● **WHAT TO DO**:
Reproduce the items below verbatim, starting at the line that contains "volume-bar — [468, 324, 472, 352]" and ending at the line that contains "volume-bar — [89, 346, 93, 352]". Include both of those lines and nothing outside that span.

● **TASK DATA**:
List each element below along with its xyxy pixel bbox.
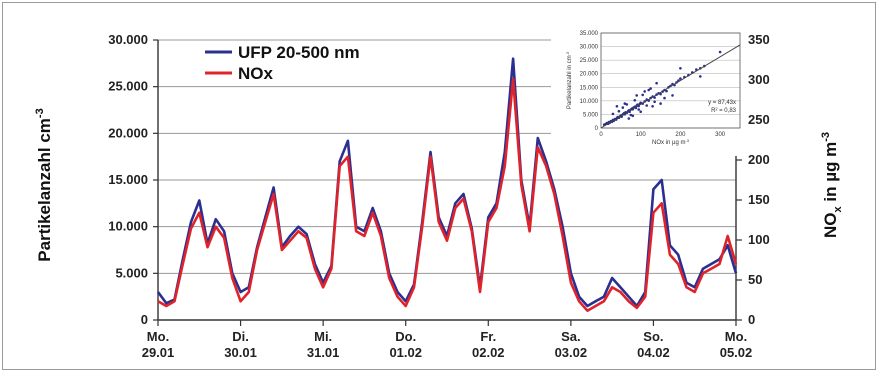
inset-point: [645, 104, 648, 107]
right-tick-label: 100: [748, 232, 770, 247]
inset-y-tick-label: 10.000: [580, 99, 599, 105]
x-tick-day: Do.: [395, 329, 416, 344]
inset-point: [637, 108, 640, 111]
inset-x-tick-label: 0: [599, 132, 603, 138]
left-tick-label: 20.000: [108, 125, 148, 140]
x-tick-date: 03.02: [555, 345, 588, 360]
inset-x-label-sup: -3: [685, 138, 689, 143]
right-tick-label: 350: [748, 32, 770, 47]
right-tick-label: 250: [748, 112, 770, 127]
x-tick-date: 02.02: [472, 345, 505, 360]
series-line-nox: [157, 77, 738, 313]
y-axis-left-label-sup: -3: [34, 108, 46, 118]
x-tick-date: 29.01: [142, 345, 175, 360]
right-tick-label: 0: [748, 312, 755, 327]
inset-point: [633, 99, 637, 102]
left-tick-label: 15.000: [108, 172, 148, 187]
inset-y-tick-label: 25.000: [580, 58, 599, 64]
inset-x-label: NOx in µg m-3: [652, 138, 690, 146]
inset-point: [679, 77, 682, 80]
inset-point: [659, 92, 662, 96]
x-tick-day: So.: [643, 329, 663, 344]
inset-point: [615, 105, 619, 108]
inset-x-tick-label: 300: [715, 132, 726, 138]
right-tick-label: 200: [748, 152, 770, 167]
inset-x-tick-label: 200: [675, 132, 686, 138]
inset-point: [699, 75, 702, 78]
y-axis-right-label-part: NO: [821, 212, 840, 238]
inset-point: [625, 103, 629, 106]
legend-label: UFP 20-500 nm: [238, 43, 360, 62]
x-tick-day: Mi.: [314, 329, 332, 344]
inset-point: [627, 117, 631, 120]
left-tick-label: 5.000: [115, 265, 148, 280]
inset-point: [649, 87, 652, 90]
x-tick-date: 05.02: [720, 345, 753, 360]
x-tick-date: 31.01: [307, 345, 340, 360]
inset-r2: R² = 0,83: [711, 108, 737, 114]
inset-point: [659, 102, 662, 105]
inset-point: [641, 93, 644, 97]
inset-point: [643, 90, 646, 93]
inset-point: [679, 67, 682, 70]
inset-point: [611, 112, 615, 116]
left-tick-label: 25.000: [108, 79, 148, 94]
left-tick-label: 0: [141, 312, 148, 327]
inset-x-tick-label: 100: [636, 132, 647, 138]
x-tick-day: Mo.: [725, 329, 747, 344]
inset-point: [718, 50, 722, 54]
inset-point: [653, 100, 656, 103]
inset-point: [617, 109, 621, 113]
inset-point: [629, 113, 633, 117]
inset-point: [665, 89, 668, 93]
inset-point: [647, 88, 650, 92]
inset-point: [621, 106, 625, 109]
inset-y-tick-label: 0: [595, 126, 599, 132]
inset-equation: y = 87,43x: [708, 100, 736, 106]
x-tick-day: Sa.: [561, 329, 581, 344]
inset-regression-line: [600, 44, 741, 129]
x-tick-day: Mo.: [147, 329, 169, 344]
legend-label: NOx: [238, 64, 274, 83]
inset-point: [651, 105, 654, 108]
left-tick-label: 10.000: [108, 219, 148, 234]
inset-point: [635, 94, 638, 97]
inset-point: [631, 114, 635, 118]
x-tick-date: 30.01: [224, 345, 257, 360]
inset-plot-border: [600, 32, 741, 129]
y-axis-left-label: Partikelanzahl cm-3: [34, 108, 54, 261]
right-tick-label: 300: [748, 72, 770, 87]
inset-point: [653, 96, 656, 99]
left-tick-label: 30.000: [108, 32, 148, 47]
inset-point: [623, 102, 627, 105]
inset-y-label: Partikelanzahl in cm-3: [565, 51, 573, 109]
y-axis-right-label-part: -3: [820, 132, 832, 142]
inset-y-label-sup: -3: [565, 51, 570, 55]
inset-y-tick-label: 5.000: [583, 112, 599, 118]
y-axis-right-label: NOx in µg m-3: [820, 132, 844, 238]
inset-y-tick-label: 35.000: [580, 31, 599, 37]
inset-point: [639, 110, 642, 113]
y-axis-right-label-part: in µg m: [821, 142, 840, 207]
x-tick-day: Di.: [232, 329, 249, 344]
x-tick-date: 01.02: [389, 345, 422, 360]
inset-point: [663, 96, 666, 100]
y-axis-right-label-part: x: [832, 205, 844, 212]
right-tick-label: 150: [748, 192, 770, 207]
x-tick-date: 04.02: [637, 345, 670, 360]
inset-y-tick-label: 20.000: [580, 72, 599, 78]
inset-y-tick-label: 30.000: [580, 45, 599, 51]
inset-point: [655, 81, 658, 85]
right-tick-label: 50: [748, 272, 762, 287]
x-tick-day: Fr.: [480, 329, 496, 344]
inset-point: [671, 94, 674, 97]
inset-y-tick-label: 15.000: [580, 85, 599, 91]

--

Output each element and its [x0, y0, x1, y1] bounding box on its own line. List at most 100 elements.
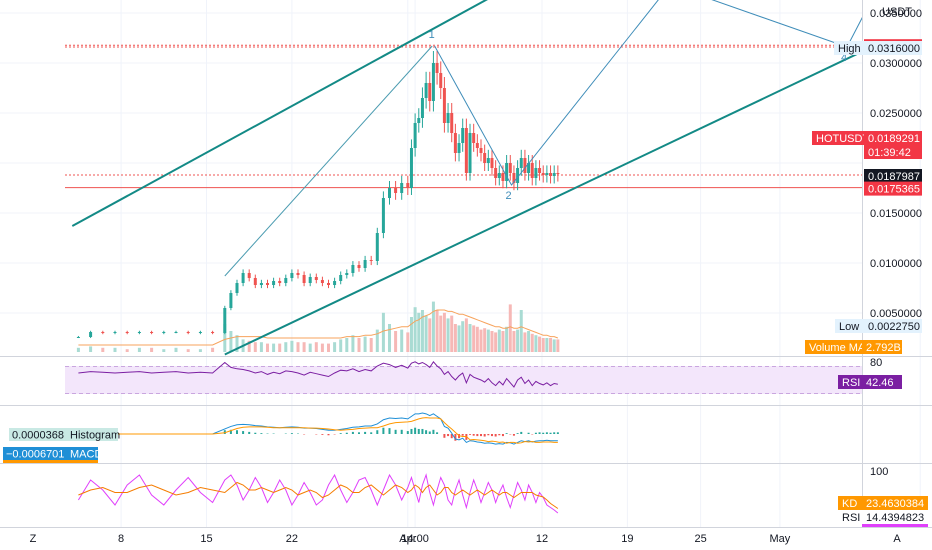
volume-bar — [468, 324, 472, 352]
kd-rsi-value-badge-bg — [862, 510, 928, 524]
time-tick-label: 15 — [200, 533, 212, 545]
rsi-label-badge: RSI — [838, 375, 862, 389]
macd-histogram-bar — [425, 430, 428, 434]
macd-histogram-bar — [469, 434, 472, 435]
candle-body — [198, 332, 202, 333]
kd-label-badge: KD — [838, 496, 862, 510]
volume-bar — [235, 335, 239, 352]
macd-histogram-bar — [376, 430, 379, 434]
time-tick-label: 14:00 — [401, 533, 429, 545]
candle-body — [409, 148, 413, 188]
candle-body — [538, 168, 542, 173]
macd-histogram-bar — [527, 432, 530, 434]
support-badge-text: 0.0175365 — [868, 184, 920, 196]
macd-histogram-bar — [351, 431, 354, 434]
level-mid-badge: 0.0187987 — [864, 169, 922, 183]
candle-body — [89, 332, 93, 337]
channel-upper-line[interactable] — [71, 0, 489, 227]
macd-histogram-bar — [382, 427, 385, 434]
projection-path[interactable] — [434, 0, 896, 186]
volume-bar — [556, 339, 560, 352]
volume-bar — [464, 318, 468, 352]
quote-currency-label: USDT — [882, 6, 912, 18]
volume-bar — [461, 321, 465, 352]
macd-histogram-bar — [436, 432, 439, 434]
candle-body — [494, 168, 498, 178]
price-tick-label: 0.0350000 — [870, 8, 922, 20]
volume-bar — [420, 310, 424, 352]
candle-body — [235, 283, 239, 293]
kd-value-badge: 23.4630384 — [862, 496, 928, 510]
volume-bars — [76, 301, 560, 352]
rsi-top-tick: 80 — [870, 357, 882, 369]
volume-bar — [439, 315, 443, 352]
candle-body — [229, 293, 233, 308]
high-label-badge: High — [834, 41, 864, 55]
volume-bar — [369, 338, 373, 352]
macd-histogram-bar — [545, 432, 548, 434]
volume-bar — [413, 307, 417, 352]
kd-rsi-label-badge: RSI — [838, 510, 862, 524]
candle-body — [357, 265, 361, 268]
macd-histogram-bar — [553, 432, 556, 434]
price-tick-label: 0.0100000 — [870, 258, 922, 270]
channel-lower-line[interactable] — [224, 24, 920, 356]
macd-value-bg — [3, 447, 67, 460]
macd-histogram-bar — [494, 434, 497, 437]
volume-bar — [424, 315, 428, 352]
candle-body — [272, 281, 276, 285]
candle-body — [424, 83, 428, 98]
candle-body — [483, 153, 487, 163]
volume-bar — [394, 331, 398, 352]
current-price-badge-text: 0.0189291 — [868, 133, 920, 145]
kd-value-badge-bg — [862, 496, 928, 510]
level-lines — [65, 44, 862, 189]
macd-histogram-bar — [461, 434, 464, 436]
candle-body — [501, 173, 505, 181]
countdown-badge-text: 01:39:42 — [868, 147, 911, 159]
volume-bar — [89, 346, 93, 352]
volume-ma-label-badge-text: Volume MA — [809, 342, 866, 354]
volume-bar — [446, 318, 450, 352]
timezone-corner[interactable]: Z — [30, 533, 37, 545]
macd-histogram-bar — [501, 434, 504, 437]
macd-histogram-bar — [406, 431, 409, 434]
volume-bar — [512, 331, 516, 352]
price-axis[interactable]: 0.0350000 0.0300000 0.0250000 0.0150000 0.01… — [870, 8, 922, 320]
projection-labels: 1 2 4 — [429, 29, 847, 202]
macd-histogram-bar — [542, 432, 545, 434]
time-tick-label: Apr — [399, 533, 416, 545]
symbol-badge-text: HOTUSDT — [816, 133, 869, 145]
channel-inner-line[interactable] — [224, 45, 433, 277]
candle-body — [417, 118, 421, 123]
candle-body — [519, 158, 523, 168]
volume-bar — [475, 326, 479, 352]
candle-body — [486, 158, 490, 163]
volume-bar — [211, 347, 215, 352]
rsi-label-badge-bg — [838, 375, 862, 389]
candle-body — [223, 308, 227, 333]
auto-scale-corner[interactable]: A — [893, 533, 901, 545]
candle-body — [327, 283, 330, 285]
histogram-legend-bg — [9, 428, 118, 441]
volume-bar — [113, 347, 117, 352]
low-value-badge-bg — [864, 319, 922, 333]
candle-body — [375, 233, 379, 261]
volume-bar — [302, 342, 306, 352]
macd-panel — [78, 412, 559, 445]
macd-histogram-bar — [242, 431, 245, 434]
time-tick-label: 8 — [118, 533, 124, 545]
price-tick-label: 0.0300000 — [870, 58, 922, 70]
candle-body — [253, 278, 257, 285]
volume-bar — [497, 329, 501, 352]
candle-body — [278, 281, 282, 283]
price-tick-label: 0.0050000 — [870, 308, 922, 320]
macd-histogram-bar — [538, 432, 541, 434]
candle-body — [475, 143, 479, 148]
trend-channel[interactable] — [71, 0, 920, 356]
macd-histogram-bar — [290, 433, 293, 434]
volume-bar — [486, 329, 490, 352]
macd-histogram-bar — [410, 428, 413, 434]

● **WRITTEN ANSWER**:
volume-bar — [468, 324, 472, 352]
kd-rsi-value-badge-bg — [862, 510, 928, 524]
time-tick-label: 15 — [200, 533, 212, 545]
rsi-label-badge: RSI — [838, 375, 862, 389]
macd-histogram-bar — [425, 430, 428, 434]
macd-histogram-bar — [469, 434, 472, 435]
candle-body — [198, 332, 202, 333]
kd-label-badge: KD — [838, 496, 862, 510]
volume-bar — [235, 335, 239, 352]
macd-histogram-bar — [376, 430, 379, 434]
time-tick-label: 14:00 — [401, 533, 429, 545]
candle-body — [409, 148, 413, 188]
candle-body — [538, 168, 542, 173]
macd-histogram-bar — [527, 432, 530, 434]
support-badge-text: 0.0175365 — [868, 184, 920, 196]
macd-histogram-bar — [351, 431, 354, 434]
level-mid-badge: 0.0187987 — [864, 169, 922, 183]
candle-body — [89, 332, 93, 337]
channel-upper-line[interactable] — [71, 0, 489, 227]
macd-histogram-bar — [382, 427, 385, 434]
projection-path[interactable] — [434, 0, 896, 186]
volume-bar — [556, 339, 560, 352]
volume-bar — [464, 318, 468, 352]
quote-currency-label: USDT — [882, 6, 912, 18]
volume-bar — [461, 321, 465, 352]
macd-histogram-bar — [436, 432, 439, 434]
candle-body — [494, 168, 498, 178]
price-tick-label: 0.0350000 — [870, 8, 922, 20]
volume-bar — [420, 310, 424, 352]
candle-body — [235, 283, 239, 293]
kd-value-badge: 23.4630384 — [862, 496, 928, 510]
volume-bars — [76, 301, 560, 352]
rsi-top-tick: 80 — [870, 357, 882, 369]
volume-bar — [439, 315, 443, 352]
candle-body — [229, 293, 233, 308]
high-label-badge: High — [834, 41, 864, 55]
volume-bar — [369, 338, 373, 352]
macd-histogram-bar — [545, 432, 548, 434]
volume-bar — [413, 307, 417, 352]
kd-rsi-label-badge: RSI — [838, 510, 862, 524]
candle-body — [357, 265, 361, 268]
macd-histogram-bar — [553, 432, 556, 434]
price-tick-label: 0.0100000 — [870, 258, 922, 270]
channel-lower-line[interactable] — [224, 24, 920, 356]
macd-value-bg — [3, 447, 67, 460]
macd-histogram-bar — [494, 434, 497, 437]
volume-bar — [424, 315, 428, 352]
candle-body — [272, 281, 276, 285]
candle-body — [424, 83, 428, 98]
candle-body — [483, 153, 487, 163]
volume-bar — [394, 331, 398, 352]
current-price-badge-text: 0.0189291 — [868, 133, 920, 145]
kd-value-badge-bg — [862, 496, 928, 510]
level-lines — [65, 44, 862, 189]
macd-histogram-bar — [461, 434, 464, 436]
candle-body — [501, 173, 505, 181]
countdown-badge-text: 01:39:42 — [868, 147, 911, 159]
volume-bar — [89, 346, 93, 352]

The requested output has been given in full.